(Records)
========

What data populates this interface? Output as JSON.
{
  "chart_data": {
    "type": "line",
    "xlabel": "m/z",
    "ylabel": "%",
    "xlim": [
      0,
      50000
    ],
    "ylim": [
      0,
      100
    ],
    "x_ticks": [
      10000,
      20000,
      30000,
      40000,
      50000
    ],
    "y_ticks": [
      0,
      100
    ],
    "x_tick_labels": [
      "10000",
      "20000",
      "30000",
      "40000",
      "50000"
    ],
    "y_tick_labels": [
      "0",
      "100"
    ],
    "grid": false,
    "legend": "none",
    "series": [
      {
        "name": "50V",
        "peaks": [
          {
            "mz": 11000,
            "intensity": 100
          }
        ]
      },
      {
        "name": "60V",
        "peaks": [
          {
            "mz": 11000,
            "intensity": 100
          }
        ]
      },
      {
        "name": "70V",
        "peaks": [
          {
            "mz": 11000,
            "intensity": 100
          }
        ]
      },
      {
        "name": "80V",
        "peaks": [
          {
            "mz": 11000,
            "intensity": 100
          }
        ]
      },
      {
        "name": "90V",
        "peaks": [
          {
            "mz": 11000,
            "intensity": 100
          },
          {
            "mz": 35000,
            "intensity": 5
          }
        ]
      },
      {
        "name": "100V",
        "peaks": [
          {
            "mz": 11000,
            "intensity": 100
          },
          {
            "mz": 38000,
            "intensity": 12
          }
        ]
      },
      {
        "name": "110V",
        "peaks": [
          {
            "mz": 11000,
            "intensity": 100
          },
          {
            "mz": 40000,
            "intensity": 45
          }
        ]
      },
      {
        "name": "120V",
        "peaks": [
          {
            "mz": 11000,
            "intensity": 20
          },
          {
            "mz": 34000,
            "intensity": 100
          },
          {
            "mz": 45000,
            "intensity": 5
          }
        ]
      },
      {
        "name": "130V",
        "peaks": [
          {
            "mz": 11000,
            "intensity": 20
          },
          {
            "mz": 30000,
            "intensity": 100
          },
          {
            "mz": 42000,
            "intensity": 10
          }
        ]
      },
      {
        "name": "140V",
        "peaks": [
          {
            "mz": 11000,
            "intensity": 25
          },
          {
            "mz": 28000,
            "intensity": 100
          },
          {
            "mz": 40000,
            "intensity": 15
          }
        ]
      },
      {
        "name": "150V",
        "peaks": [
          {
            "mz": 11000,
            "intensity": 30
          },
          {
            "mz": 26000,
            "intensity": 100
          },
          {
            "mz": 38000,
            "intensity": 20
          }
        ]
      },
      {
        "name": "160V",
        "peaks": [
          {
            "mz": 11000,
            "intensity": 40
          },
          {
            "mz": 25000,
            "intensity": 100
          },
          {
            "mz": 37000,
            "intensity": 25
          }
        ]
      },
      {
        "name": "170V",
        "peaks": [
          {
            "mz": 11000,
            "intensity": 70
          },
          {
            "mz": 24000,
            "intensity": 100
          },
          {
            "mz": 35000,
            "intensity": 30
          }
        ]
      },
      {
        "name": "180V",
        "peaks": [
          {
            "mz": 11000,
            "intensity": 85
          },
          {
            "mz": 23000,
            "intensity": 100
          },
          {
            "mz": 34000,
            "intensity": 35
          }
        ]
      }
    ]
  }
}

========

Give the listing above again, word for word.

- Answer to this task:
What data populates this interface? Output as JSON.
{
  "chart_data": {
    "type": "line",
    "xlabel": "m/z",
    "ylabel": "%",
    "xlim": [
      0,
      50000
    ],
    "ylim": [
      0,
      100
    ],
    "x_ticks": [
      10000,
      20000,
      30000,
      40000,
      50000
    ],
    "y_ticks": [
      0,
      100
    ],
    "x_tick_labels": [
      "10000",
      "20000",
      "30000",
      "40000",
      "50000"
    ],
    "y_tick_labels": [
      "0",
      "100"
    ],
    "grid": false,
    "legend": "none",
    "series": [
      {
        "name": "50V",
        "peaks": [
          {
            "mz": 11000,
            "intensity": 100
          }
        ]
      },
      {
        "name": "60V",
        "peaks": [
          {
            "mz": 11000,
            "intensity": 100
          }
        ]
      },
      {
        "name": "70V",
        "peaks": [
          {
            "mz": 11000,
            "intensity": 100
          }
        ]
      },
      {
        "name": "80V",
        "peaks": [
          {
            "mz": 11000,
            "intensity": 100
          }
        ]
      },
      {
        "name": "90V",
        "peaks": [
          {
            "mz": 11000,
            "intensity": 100
          },
          {
            "mz": 35000,
            "intensity": 5
          }
        ]
      },
      {
        "name": "100V",
        "peaks": [
          {
            "mz": 11000,
            "intensity": 100
          },
          {
            "mz": 38000,
            "intensity": 12
          }
        ]
      },
      {
        "name": "110V",
        "peaks": [
          {
            "mz": 11000,
            "intensity": 100
          },
          {
            "mz": 40000,
            "intensity": 45
          }
        ]
      },
      {
        "name": "120V",
        "peaks": [
          {
            "mz": 11000,
            "intensity": 20
          },
          {
            "mz": 34000,
            "intensity": 100
          },
          {
            "mz": 45000,
            "intensity": 5
          }
        ]
      },
      {
        "name": "130V",
        "peaks": [
          {
            "mz": 11000,
            "intensity": 20
          },
          {
            "mz": 30000,
            "intensity": 100
          },
          {
            "mz": 42000,
            "intensity": 10
          }
        ]
      },
      {
        "name": "140V",
        "peaks": [
          {
            "mz": 11000,
            "intensity": 25
          },
          {
            "mz": 28000,
            "intensity": 100
          },
          {
            "mz": 40000,
            "intensity": 15
          }
        ]
      },
      {
        "name": "150V",
        "peaks": [
          {
            "mz": 11000,
            "intensity": 30
          },
          {
            "mz": 26000,
            "intensity": 100
          },
          {
            "mz": 38000,
            "intensity": 20
          }
        ]
      },
      {
        "name": "160V",
        "peaks": [
          {
            "mz": 11000,
            "intensity": 40
          },
          {
            "mz": 25000,
            "intensity": 100
          },
          {
            "mz": 37000,
            "intensity": 25
          }
        ]
      },
      {
        "name": "170V",
        "peaks": [
          {
            "mz": 11000,
            "intensity": 70
          },
          {
            "mz": 24000,
            "intensity": 100
          },
          {
            "mz": 35000,
            "intensity": 30
          }
        ]
      },
      {
        "name": "180V",
        "peaks": [
          {
            "mz": 11000,
            "intensity": 85
          },
          {
            "mz": 23000,
            "intensity": 100
          },
          {
            "mz": 34000,
            "intensity": 35
          }
        ]
      }
    ]
  }
}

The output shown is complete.